───── Provided records

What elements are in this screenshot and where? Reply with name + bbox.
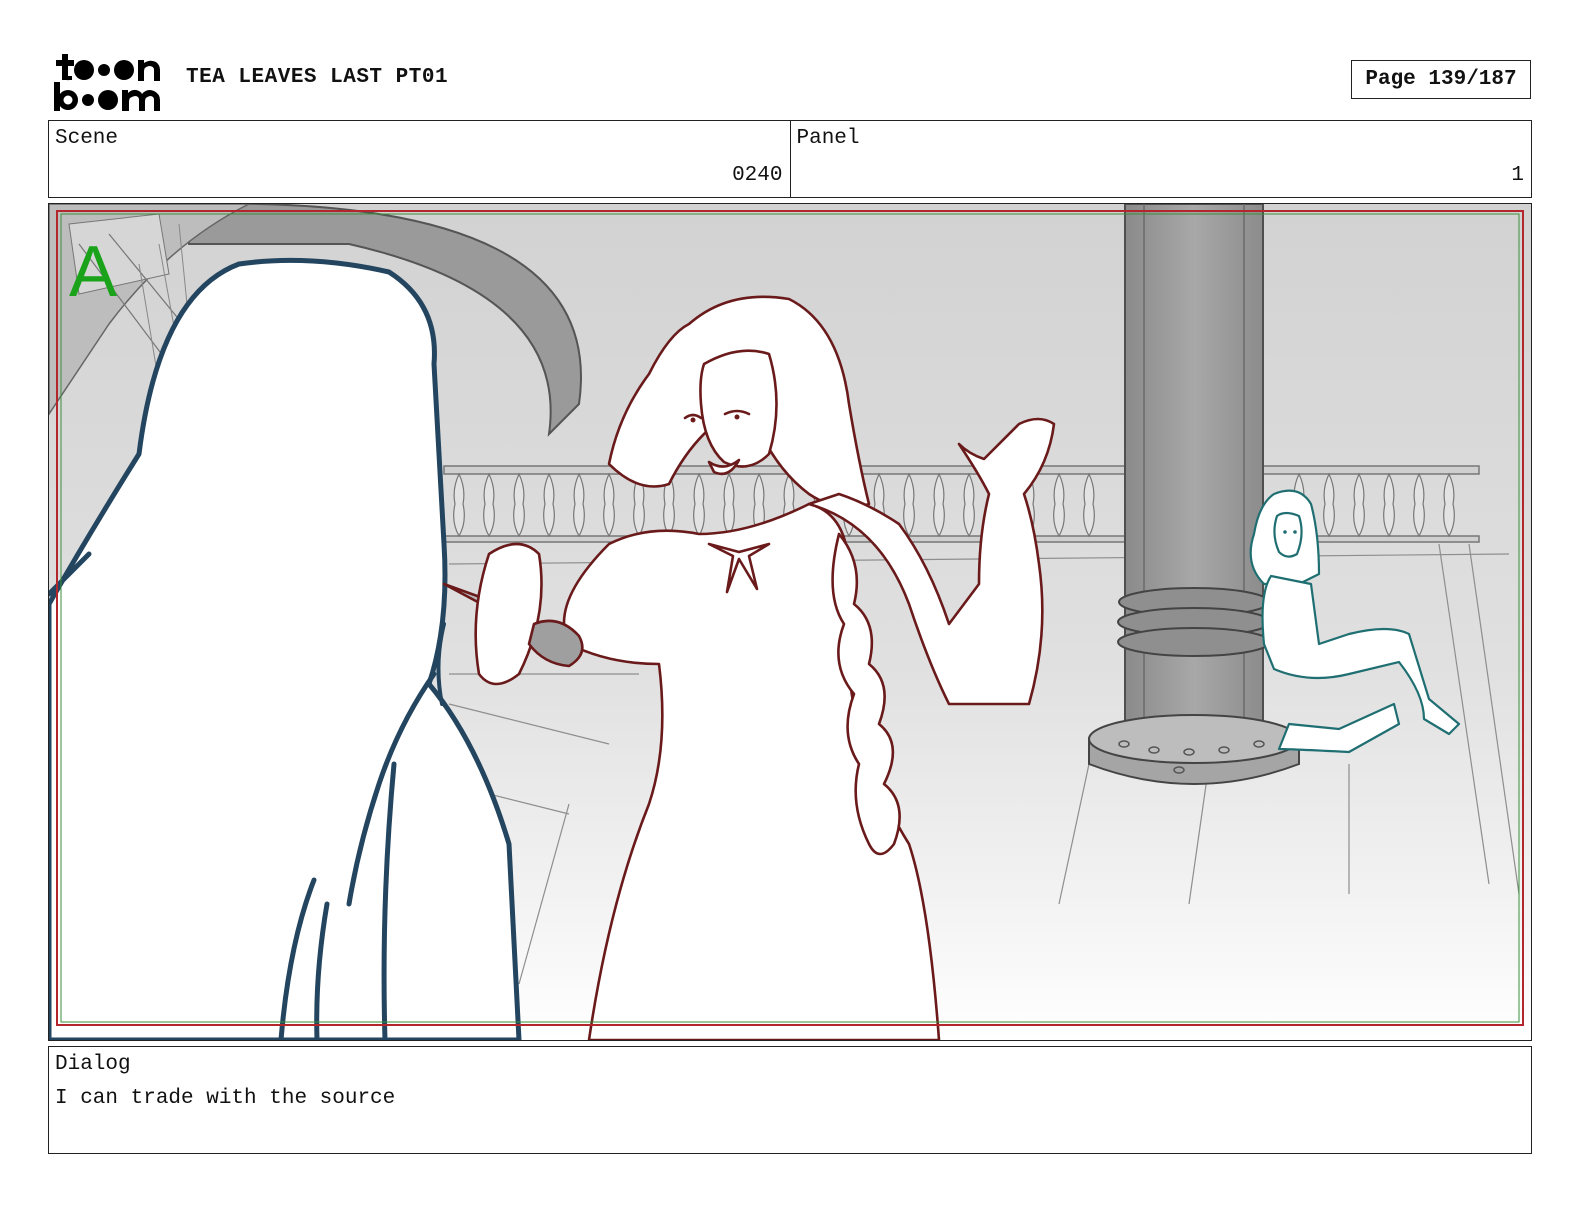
railing-baluster — [1353, 472, 1365, 538]
railing-baluster — [693, 472, 705, 538]
panel-number: 1 — [1511, 164, 1524, 187]
railing-baluster — [1083, 472, 1095, 538]
panel-cell: Panel 1 — [789, 121, 1532, 197]
railing-baluster — [603, 472, 615, 538]
page-indicator: Page 139/187 — [1351, 60, 1531, 99]
railing-baluster — [1413, 472, 1425, 538]
railing-baluster — [723, 472, 735, 538]
dialog-label: Dialog — [55, 1053, 131, 1076]
railing-baluster — [1323, 472, 1335, 538]
railing-baluster — [903, 472, 915, 538]
railing-baluster — [1443, 472, 1455, 538]
toon-boom-logo — [52, 50, 164, 112]
storyboard-panel-image: A — [48, 203, 1532, 1041]
railing-baluster — [1383, 472, 1395, 538]
railing-baluster — [573, 472, 585, 538]
railing-baluster — [483, 472, 495, 538]
dialog-box: Dialog I can trade with the source — [48, 1046, 1532, 1154]
scene-cell: Scene 0240 — [49, 121, 790, 197]
railing-baluster — [933, 472, 945, 538]
railing-baluster — [513, 472, 525, 538]
panel-label: Panel — [796, 127, 860, 150]
layer-marker: A — [69, 232, 117, 312]
scene-number: 0240 — [732, 164, 783, 187]
scene-label: Scene — [55, 127, 119, 150]
scene-panel-info: Scene 0240 Panel 1 — [48, 120, 1532, 198]
project-title: TEA LEAVES LAST PT01 — [186, 66, 449, 89]
railing-baluster — [963, 472, 975, 538]
railing-baluster — [543, 472, 555, 538]
dialog-text: I can trade with the source — [55, 1087, 396, 1110]
railing-baluster — [453, 472, 465, 538]
railing-baluster — [1053, 472, 1065, 538]
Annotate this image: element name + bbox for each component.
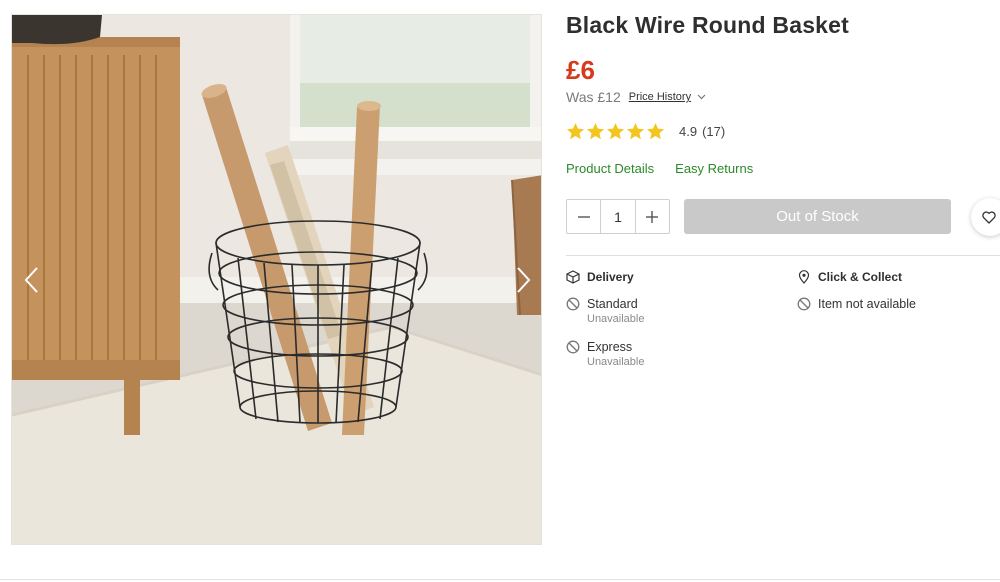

──────────

Rewrite the material above, renaming every "railing-baluster" to "handrail-post" and keeping everything else unchanged. Leave the pictures out.

→ **Task result**:
What elements are in this screenshot and where? Reply with name + bbox.
handrail-post — [1353, 472, 1365, 538]
handrail-post — [693, 472, 705, 538]
panel-number: 1 — [1511, 164, 1524, 187]
handrail-post — [1083, 472, 1095, 538]
panel-cell: Panel 1 — [789, 121, 1532, 197]
handrail-post — [603, 472, 615, 538]
page-indicator: Page 139/187 — [1351, 60, 1531, 99]
handrail-post — [1413, 472, 1425, 538]
handrail-post — [723, 472, 735, 538]
dialog-label: Dialog — [55, 1053, 131, 1076]
handrail-post — [1323, 472, 1335, 538]
handrail-post — [903, 472, 915, 538]
handrail-post — [1443, 472, 1455, 538]
toon-boom-logo — [52, 50, 164, 112]
storyboard-panel-image: A — [48, 203, 1532, 1041]
handrail-post — [1383, 472, 1395, 538]
handrail-post — [573, 472, 585, 538]
handrail-post — [483, 472, 495, 538]
dialog-box: Dialog I can trade with the source — [48, 1046, 1532, 1154]
scene-cell: Scene 0240 — [49, 121, 790, 197]
handrail-post — [933, 472, 945, 538]
handrail-post — [513, 472, 525, 538]
panel-label: Panel — [796, 127, 860, 150]
layer-marker: A — [69, 232, 117, 312]
scene-number: 0240 — [732, 164, 783, 187]
scene-label: Scene — [55, 127, 119, 150]
scene-panel-info: Scene 0240 Panel 1 — [48, 120, 1532, 198]
project-title: TEA LEAVES LAST PT01 — [186, 66, 449, 89]
handrail-post — [963, 472, 975, 538]
handrail-post — [543, 472, 555, 538]
dialog-text: I can trade with the source — [55, 1087, 396, 1110]
handrail-post — [453, 472, 465, 538]
handrail-post — [1053, 472, 1065, 538]
Annotate this image: element name + bbox for each component.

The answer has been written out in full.